▶ EXERCISE TASK:
Pictures do not belong in the copy; restate the records below word for word.

──────── RECORD SET

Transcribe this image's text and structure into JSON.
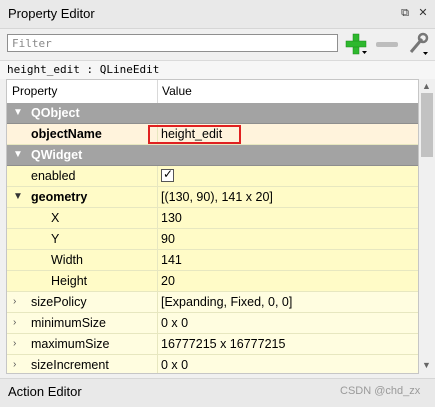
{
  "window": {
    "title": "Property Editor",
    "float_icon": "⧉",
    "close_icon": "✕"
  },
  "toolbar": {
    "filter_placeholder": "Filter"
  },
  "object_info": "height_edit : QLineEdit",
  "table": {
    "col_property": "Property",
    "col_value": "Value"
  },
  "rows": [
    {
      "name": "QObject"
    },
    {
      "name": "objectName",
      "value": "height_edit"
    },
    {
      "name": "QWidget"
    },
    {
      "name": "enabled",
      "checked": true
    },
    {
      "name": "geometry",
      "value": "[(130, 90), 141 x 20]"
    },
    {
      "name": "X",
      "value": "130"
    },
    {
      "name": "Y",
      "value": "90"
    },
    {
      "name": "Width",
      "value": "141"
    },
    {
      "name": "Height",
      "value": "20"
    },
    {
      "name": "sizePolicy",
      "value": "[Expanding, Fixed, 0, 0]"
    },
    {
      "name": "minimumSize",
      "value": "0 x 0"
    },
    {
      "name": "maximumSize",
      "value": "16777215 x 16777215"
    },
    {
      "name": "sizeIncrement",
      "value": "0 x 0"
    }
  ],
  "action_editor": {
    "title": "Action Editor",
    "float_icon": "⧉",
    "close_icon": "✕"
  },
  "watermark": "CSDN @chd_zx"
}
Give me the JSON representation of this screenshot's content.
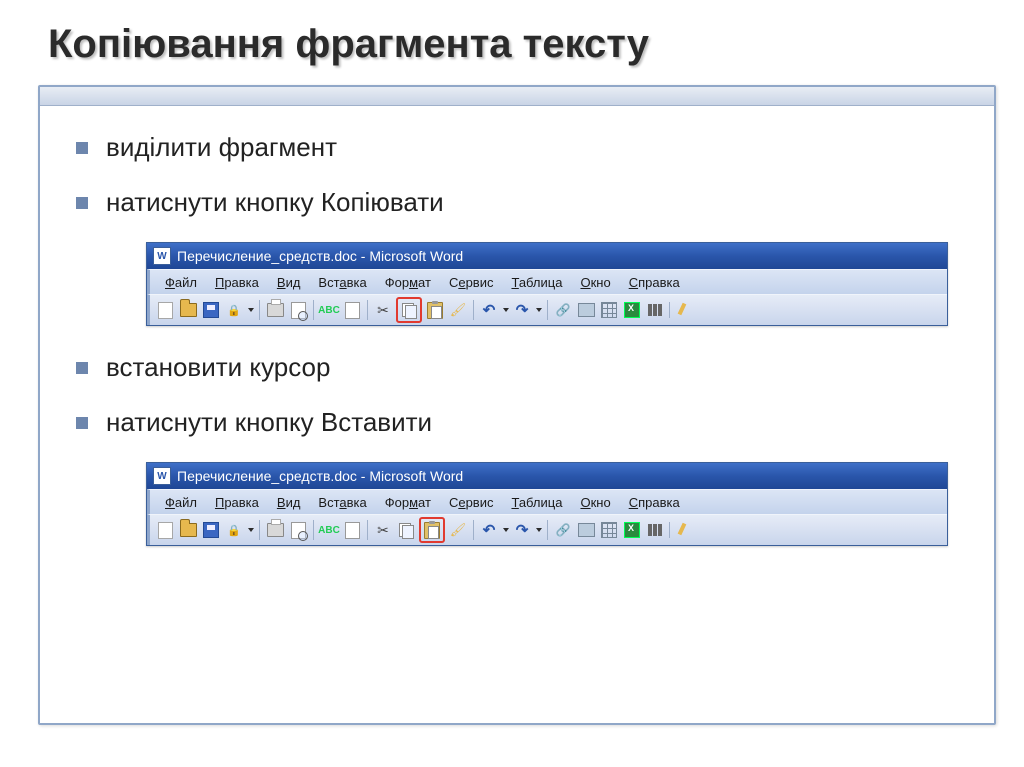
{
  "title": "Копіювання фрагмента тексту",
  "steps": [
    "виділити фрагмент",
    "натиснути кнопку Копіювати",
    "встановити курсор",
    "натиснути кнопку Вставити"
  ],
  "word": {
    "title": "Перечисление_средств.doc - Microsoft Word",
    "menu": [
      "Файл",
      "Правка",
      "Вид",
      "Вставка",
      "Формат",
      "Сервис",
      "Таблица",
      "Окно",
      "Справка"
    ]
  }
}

────────────────

▶ REPLY TO THE EXERCISE:
Transcribe this image's text and structure into JSON.
{
  "window": {
    "title": "Property Editor",
    "float_icon": "⧉",
    "close_icon": "✕"
  },
  "toolbar": {
    "filter_placeholder": "Filter"
  },
  "object_info": "height_edit : QLineEdit",
  "table": {
    "col_property": "Property",
    "col_value": "Value"
  },
  "rows": [
    {
      "name": "QObject"
    },
    {
      "name": "objectName",
      "value": "height_edit"
    },
    {
      "name": "QWidget"
    },
    {
      "name": "enabled",
      "checked": true
    },
    {
      "name": "geometry",
      "value": "[(130, 90), 141 x 20]"
    },
    {
      "name": "X",
      "value": "130"
    },
    {
      "name": "Y",
      "value": "90"
    },
    {
      "name": "Width",
      "value": "141"
    },
    {
      "name": "Height",
      "value": "20"
    },
    {
      "name": "sizePolicy",
      "value": "[Expanding, Fixed, 0, 0]"
    },
    {
      "name": "minimumSize",
      "value": "0 x 0"
    },
    {
      "name": "maximumSize",
      "value": "16777215 x 16777215"
    },
    {
      "name": "sizeIncrement",
      "value": "0 x 0"
    }
  ],
  "action_editor": {
    "title": "Action Editor",
    "float_icon": "⧉",
    "close_icon": "✕"
  },
  "watermark": "CSDN @chd_zx"
}
Give me the JSON representation of this screenshot's content.
{
  "title": "Копіювання фрагмента тексту",
  "steps": [
    "виділити фрагмент",
    "натиснути кнопку Копіювати",
    "встановити курсор",
    "натиснути кнопку Вставити"
  ],
  "word": {
    "title": "Перечисление_средств.doc - Microsoft Word",
    "menu": [
      "Файл",
      "Правка",
      "Вид",
      "Вставка",
      "Формат",
      "Сервис",
      "Таблица",
      "Окно",
      "Справка"
    ]
  }
}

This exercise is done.